• Text shown:

Settings¶
The following settings are Scrapy Cluster specific. For all other Scrapy settings please refer to the official Scrapy documentation here.
Redis¶
REDIS_HOST
Default: 'localhost'
The Redis host.
REDIS_PORT
Default: 6379
The port to use when connecting to the REDIS_HOST
.
REDIS_DB
Default: 0
The Redis database to use when connecting to the REDIS_HOST
.
Kafka¶
KAFKA_HOSTS
Default: 'localhost:9092'
The Kafka host. May have multiple hosts separated by commas within the single string like 'h1:9092,h2:9092'
.
KAFKA_TOPIC_PREFIX
Default: 'demo'
The Kafka Topic prefix to use when generating the outbound Kafka topics.
KAFKA_APPID_TOPICS
Default: False
Flag to send data to both the firehose and Application ID specific Kafka topics. If set to True
, results will be sent to both the demo.outbound_firehose
and demo.outbound_<appid>
Kafka topics, where <appid>
is the Application ID used to submit the request. This is useful if you have many applications utilizing your cluster but only would like to listen to results for your specific application.
KAFKA_BASE_64_ENCODE
Default: False
Base64 encode the raw crawl body from the crawlers. This is useful when crawling malformed utf8 encoded pages, where json encoding throws an error. If an error occurs when encoding the crawl object in the item pipeline, there will be an error thrown and the result will be dropped.
KAFKA_PRODUCER_BATCH_LINGER_MS
Default: 25
The time to wait between batching multiple requests into a single one sent to the Kafka cluster.

• Entries provided:
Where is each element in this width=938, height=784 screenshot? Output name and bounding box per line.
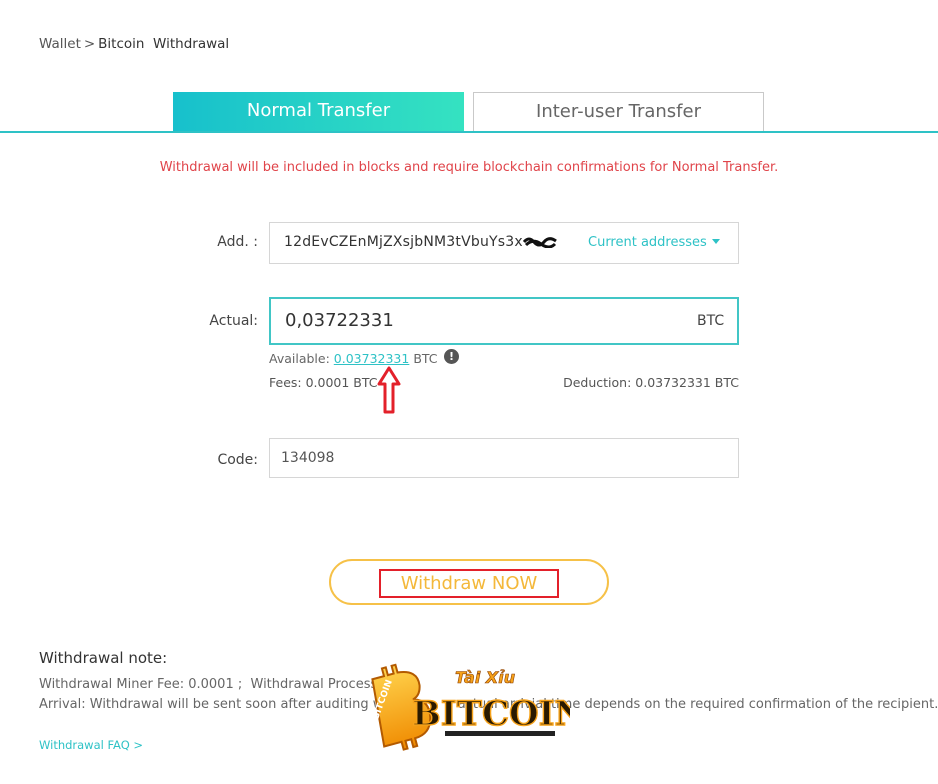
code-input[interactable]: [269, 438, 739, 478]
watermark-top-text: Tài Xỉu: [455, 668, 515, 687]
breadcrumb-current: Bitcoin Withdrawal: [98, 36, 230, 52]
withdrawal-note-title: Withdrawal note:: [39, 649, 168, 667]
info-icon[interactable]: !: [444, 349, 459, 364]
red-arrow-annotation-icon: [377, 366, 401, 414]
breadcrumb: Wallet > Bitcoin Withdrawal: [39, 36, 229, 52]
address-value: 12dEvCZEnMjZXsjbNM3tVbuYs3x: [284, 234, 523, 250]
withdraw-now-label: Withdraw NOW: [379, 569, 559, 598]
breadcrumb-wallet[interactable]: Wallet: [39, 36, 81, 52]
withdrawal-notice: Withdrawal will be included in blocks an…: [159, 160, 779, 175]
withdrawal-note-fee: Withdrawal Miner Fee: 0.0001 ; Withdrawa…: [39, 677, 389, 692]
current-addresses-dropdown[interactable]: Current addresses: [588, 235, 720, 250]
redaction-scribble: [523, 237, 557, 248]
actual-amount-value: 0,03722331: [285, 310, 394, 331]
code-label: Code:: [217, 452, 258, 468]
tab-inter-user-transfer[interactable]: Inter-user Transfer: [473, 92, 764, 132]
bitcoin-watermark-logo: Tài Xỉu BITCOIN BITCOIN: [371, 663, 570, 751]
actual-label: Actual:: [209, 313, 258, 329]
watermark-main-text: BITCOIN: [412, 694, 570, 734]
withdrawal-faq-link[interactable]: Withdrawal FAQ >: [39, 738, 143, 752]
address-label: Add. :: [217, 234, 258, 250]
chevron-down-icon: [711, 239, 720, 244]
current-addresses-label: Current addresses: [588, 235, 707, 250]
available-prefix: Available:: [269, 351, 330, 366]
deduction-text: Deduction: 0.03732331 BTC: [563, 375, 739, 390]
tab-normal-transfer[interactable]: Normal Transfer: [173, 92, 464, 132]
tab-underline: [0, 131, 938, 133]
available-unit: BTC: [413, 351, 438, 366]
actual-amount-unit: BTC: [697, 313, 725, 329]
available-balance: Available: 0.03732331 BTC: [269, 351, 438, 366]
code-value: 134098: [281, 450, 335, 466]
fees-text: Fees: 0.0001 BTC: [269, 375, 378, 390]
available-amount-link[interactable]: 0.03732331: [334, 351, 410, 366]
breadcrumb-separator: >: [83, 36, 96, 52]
* * *
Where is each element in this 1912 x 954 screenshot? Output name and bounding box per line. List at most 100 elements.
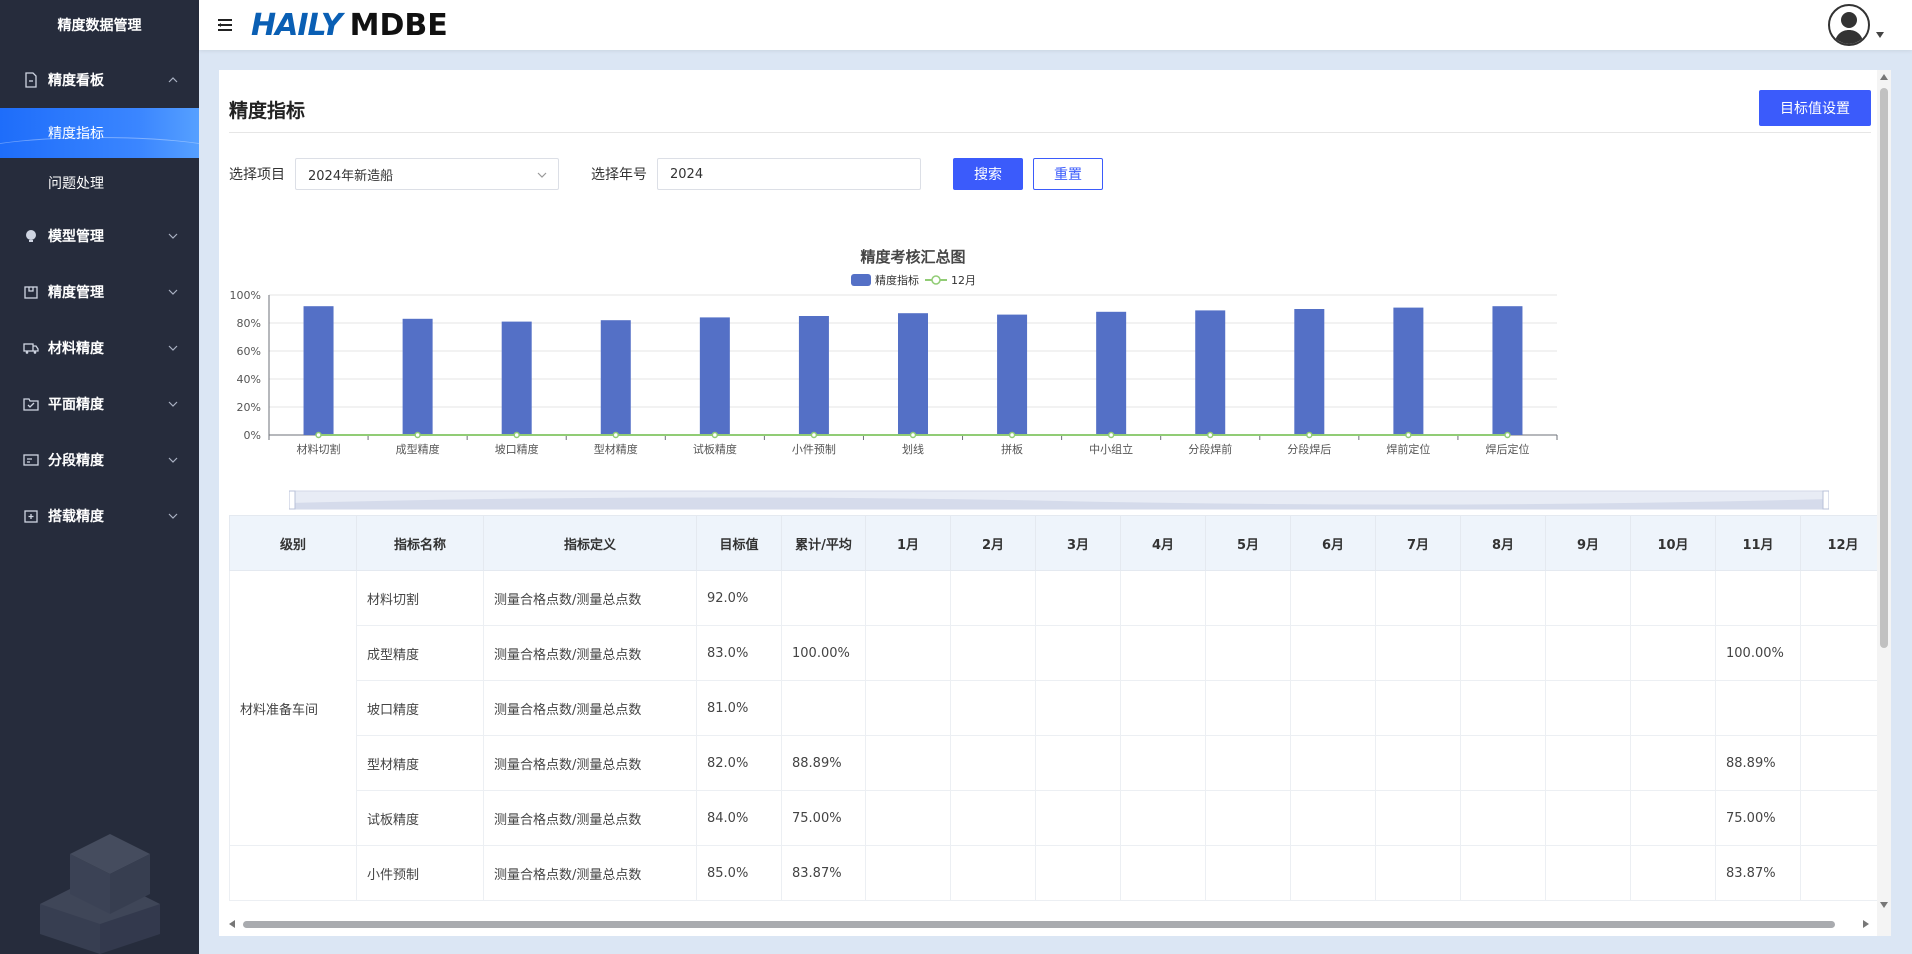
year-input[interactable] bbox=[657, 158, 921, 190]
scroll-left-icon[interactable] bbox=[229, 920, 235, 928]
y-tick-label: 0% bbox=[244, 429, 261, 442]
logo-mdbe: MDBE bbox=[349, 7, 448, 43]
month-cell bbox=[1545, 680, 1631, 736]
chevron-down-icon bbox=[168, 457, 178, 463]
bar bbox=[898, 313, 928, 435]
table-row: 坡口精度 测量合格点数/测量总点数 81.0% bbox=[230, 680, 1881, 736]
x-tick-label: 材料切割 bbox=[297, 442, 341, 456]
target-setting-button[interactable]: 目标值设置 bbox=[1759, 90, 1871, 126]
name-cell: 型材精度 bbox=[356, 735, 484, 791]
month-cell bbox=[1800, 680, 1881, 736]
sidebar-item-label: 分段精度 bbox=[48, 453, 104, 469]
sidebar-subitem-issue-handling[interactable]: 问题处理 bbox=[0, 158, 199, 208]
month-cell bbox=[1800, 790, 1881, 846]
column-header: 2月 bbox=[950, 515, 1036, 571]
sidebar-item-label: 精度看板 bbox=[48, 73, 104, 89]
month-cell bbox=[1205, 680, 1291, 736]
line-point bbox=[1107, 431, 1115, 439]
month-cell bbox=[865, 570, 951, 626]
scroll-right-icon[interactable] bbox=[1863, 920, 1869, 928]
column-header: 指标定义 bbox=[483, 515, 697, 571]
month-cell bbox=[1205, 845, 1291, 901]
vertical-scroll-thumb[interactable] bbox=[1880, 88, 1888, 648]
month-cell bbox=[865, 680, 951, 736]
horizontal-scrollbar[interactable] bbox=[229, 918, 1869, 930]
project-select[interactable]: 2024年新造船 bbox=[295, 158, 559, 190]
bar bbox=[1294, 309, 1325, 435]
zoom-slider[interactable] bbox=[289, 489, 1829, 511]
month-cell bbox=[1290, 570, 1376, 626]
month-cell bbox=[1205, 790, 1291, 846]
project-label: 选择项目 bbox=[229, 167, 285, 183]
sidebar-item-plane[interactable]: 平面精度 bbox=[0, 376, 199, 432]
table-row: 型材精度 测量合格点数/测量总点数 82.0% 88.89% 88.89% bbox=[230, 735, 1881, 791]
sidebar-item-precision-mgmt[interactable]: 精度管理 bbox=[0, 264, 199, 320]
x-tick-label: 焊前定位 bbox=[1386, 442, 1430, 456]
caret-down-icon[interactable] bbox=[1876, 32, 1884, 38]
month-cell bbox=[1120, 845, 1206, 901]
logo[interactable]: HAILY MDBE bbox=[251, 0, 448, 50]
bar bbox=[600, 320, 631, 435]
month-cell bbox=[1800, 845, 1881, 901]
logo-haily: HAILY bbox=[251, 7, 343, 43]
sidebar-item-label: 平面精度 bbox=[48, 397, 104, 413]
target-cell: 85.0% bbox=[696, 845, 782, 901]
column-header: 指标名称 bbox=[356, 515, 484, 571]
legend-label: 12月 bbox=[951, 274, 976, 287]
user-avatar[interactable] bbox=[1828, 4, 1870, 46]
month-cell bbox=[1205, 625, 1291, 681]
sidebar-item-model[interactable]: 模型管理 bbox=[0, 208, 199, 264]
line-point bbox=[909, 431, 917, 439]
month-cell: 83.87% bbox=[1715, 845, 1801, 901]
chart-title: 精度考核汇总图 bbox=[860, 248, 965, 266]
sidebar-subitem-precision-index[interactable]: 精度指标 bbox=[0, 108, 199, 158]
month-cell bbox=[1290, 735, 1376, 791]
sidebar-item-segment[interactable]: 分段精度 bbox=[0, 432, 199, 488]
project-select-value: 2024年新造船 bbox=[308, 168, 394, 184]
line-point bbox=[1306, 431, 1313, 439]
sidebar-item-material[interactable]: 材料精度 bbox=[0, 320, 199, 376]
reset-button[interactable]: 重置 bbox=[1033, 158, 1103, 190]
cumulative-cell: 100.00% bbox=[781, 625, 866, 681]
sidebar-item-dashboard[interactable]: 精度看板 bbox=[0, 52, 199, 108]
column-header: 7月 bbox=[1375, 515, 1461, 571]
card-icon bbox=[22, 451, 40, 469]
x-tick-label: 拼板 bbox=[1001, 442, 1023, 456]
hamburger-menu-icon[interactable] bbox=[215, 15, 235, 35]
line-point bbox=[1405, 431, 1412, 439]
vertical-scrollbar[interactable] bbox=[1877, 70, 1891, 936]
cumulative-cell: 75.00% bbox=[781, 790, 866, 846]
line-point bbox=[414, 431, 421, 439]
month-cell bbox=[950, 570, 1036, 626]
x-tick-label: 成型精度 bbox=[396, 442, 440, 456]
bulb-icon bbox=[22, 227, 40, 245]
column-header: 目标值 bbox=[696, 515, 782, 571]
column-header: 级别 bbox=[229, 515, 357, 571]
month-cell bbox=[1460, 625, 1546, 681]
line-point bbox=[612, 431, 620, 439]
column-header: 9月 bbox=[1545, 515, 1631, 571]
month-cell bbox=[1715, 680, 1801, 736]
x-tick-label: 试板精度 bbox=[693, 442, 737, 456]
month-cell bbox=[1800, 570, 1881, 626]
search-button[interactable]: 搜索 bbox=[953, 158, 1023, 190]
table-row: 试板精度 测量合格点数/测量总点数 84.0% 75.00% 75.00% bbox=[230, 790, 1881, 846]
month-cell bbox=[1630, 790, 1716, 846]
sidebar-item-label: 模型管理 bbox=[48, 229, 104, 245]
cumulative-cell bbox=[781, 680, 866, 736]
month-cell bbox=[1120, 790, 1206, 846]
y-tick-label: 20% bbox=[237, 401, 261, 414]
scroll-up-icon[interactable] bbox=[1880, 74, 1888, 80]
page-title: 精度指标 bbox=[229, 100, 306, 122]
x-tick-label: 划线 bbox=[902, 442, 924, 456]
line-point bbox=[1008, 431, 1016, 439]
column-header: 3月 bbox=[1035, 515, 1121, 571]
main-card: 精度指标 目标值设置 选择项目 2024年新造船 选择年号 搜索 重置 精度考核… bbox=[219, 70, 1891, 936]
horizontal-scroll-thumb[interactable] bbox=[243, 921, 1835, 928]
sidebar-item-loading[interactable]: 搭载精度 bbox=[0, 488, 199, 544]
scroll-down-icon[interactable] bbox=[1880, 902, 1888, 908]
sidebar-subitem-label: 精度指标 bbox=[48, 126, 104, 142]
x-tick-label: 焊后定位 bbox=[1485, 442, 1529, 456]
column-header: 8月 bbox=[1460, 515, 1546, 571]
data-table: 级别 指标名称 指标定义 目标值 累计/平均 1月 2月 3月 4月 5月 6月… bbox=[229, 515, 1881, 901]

• Set task:
Retype the passage of the Scrapy Cluster settings text that opens with the words "KAFKA_BASE_64_ENCODE" and closes with "will be dropped.".

• Solution to this exercise:
KAFKA_BASE_64_ENCODE
Default: False
Base64 encode the raw crawl body from the crawlers. This is useful when crawling malformed utf8 encoded pages, where json encoding throws an error. If an error occurs when encoding the crawl object in the item pipeline, there will be an error thrown and the result will be dropped.